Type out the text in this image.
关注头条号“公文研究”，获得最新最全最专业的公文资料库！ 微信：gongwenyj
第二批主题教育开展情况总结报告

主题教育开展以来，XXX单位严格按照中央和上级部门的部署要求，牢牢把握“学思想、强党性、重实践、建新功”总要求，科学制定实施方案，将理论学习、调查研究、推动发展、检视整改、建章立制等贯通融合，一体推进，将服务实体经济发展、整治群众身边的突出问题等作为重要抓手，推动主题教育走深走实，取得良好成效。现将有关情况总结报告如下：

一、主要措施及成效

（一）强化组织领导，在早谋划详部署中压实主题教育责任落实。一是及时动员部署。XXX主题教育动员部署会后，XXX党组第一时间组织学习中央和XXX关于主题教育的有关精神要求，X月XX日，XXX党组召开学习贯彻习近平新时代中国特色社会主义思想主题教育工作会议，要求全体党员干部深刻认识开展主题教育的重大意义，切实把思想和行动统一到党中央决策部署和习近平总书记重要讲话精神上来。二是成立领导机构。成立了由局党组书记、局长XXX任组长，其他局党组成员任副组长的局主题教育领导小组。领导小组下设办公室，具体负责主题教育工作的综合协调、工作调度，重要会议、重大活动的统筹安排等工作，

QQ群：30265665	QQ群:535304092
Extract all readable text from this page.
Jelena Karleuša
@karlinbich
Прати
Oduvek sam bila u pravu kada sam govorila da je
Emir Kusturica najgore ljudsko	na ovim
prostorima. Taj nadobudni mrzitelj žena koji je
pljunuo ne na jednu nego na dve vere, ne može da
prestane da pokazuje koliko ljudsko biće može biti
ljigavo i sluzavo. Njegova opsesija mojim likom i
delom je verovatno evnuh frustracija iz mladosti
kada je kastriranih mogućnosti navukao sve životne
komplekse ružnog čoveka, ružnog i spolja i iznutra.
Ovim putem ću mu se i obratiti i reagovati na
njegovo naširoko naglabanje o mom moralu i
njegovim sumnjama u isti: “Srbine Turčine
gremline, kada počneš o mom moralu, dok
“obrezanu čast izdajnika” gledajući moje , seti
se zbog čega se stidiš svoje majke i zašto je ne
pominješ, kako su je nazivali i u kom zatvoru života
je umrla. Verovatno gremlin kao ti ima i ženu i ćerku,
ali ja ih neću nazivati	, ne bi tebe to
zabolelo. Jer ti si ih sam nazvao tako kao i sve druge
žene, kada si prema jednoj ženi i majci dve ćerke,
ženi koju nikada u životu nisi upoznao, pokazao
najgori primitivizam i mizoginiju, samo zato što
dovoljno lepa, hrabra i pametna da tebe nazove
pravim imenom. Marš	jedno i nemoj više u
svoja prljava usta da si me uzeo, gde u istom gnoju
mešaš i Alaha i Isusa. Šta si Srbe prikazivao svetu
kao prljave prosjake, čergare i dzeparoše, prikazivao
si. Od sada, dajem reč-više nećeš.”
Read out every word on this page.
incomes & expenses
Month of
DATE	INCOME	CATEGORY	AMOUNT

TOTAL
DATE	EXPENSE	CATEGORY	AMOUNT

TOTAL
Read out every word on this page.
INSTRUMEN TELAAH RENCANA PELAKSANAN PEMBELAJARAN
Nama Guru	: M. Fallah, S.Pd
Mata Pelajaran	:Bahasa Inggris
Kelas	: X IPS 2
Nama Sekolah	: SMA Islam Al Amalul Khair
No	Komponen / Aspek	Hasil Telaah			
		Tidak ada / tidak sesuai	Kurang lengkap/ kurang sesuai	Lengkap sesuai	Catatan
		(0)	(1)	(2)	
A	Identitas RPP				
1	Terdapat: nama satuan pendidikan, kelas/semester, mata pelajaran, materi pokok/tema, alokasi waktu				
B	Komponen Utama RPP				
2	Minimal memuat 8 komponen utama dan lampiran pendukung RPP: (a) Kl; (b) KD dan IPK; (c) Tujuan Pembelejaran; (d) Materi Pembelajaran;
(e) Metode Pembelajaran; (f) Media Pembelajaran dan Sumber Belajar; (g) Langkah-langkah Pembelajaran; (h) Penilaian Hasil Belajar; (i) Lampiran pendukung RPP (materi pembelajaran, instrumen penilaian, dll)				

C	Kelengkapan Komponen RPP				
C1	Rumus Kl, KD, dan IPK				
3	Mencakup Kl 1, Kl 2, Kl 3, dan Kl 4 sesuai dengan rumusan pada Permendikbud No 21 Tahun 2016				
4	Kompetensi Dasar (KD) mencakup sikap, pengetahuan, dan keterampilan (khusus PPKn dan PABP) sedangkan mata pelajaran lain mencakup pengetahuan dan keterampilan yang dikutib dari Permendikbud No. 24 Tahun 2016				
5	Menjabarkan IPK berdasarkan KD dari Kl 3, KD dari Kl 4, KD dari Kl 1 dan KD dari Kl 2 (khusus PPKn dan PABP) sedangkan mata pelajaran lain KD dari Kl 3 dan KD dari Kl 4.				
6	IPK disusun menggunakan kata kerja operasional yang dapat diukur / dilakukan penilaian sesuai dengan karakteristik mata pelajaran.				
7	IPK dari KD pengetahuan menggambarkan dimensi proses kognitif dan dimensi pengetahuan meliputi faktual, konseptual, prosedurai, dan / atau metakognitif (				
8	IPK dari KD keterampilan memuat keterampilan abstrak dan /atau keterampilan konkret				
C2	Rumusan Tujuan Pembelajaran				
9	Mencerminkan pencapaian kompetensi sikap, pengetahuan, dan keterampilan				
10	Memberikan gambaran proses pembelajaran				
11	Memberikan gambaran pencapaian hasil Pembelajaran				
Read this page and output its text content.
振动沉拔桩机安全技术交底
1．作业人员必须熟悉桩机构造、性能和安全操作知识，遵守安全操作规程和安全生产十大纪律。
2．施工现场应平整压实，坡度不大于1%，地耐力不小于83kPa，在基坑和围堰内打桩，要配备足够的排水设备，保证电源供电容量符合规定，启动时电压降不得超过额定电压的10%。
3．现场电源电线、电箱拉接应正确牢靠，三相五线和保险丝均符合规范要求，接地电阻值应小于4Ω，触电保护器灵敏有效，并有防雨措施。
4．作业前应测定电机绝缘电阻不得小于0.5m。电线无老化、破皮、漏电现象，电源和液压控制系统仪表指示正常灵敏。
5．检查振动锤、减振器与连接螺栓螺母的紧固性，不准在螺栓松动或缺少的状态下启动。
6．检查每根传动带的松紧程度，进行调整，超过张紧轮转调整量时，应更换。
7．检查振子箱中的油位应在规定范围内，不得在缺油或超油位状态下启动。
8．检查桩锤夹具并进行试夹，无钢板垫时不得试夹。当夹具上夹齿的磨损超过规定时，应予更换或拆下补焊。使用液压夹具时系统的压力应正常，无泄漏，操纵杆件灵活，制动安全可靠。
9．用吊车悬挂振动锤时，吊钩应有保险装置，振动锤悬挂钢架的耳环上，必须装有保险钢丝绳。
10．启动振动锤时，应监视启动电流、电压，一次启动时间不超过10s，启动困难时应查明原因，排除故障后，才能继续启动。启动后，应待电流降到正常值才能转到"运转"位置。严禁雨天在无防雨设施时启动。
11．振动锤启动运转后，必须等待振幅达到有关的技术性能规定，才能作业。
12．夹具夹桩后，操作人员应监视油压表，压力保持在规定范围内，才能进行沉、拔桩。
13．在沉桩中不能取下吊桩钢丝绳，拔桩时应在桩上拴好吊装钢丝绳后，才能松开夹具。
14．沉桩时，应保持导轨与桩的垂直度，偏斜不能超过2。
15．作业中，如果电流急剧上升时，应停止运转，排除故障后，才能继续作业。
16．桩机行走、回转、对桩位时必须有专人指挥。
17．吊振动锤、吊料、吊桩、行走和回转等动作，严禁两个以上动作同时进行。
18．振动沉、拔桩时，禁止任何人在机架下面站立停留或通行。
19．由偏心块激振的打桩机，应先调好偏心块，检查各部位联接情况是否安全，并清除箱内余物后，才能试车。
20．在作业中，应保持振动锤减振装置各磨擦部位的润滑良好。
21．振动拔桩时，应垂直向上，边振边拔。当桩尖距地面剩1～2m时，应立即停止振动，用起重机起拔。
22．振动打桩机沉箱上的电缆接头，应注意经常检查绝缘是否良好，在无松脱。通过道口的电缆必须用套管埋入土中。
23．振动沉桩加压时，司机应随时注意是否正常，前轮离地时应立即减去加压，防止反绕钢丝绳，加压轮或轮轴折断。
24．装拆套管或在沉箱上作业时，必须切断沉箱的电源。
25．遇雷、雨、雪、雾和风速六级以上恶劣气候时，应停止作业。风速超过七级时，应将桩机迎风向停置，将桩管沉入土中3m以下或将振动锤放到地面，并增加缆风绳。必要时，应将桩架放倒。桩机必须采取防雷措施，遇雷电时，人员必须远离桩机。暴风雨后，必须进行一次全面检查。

= = = = = = =

▶ **Task goal**
In the entries above, count each line that holds "više". Give the total and nothing else.

▶ **Exercise answer**
2